Set down every entry again word for word, please, but skip the pictures.

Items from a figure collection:

• • • • • • •

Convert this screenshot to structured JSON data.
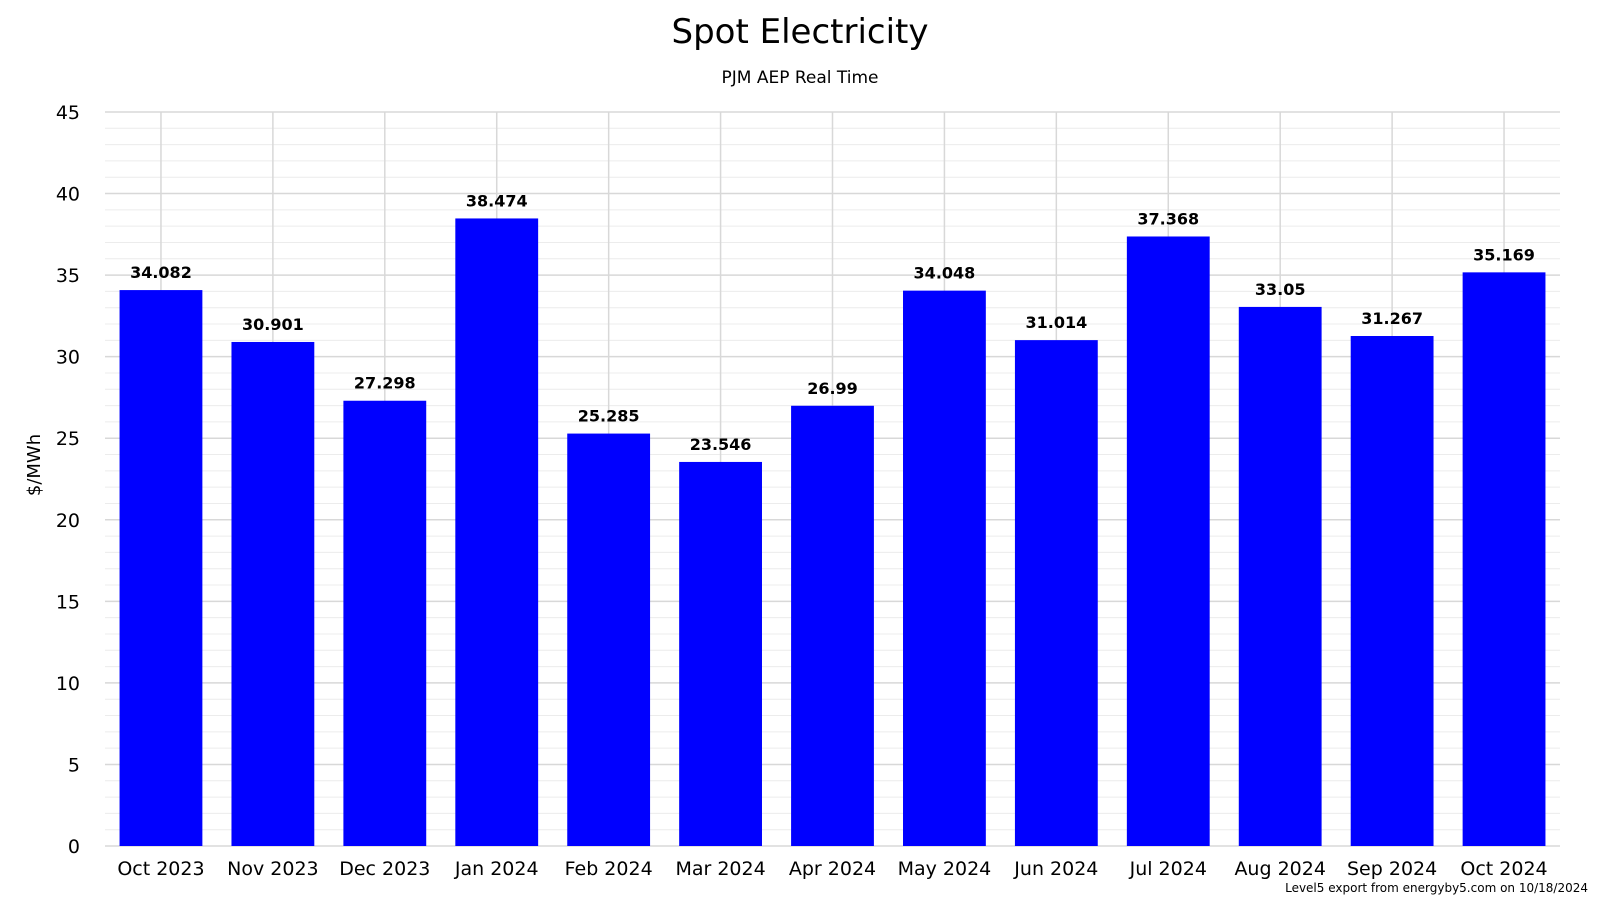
{
  "chart_data": {
    "type": "bar",
    "title": "Spot Electricity",
    "subtitle": "PJM AEP Real Time",
    "xlabel": "",
    "ylabel": "$/MWh",
    "ylim": [
      0,
      45
    ],
    "yticks": [
      0,
      5,
      10,
      15,
      20,
      25,
      30,
      35,
      40,
      45
    ],
    "grid": true,
    "legend": "none",
    "bar_color": "#0000ff",
    "categories": [
      "Oct 2023",
      "Nov 2023",
      "Dec 2023",
      "Jan 2024",
      "Feb 2024",
      "Mar 2024",
      "Apr 2024",
      "May 2024",
      "Jun 2024",
      "Jul 2024",
      "Aug 2024",
      "Sep 2024",
      "Oct 2024"
    ],
    "values": [
      34.082,
      30.901,
      27.298,
      38.474,
      25.285,
      23.546,
      26.99,
      34.048,
      31.014,
      37.368,
      33.05,
      31.267,
      35.169
    ],
    "data_labels": [
      "34.082",
      "30.901",
      "27.298",
      "38.474",
      "25.285",
      "23.546",
      "26.99",
      "34.048",
      "31.014",
      "37.368",
      "33.05",
      "31.267",
      "35.169"
    ]
  },
  "credit": "Level5 export from energyby5.com on 10/18/2024",
  "colors": {
    "bar": "#0000ff",
    "major_grid": "#d8d8d8",
    "minor_grid": "#ececec"
  }
}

• • • • • • •

[Task answer]
Convert this screenshot to structured JSON data.
{
  "chart_data": {
    "type": "bar",
    "title": "Spot Electricity",
    "subtitle": "PJM AEP Real Time",
    "xlabel": "",
    "ylabel": "$/MWh",
    "ylim": [
      0,
      45
    ],
    "yticks": [
      0,
      5,
      10,
      15,
      20,
      25,
      30,
      35,
      40,
      45
    ],
    "grid": true,
    "legend": "none",
    "bar_color": "#0000ff",
    "categories": [
      "Oct 2023",
      "Nov 2023",
      "Dec 2023",
      "Jan 2024",
      "Feb 2024",
      "Mar 2024",
      "Apr 2024",
      "May 2024",
      "Jun 2024",
      "Jul 2024",
      "Aug 2024",
      "Sep 2024",
      "Oct 2024"
    ],
    "values": [
      34.082,
      30.901,
      27.298,
      38.474,
      25.285,
      23.546,
      26.99,
      34.048,
      31.014,
      37.368,
      33.05,
      31.267,
      35.169
    ],
    "data_labels": [
      "34.082",
      "30.901",
      "27.298",
      "38.474",
      "25.285",
      "23.546",
      "26.99",
      "34.048",
      "31.014",
      "37.368",
      "33.05",
      "31.267",
      "35.169"
    ]
  },
  "credit": "Level5 export from energyby5.com on 10/18/2024",
  "colors": {
    "bar": "#0000ff",
    "major_grid": "#d8d8d8",
    "minor_grid": "#ececec"
  }
}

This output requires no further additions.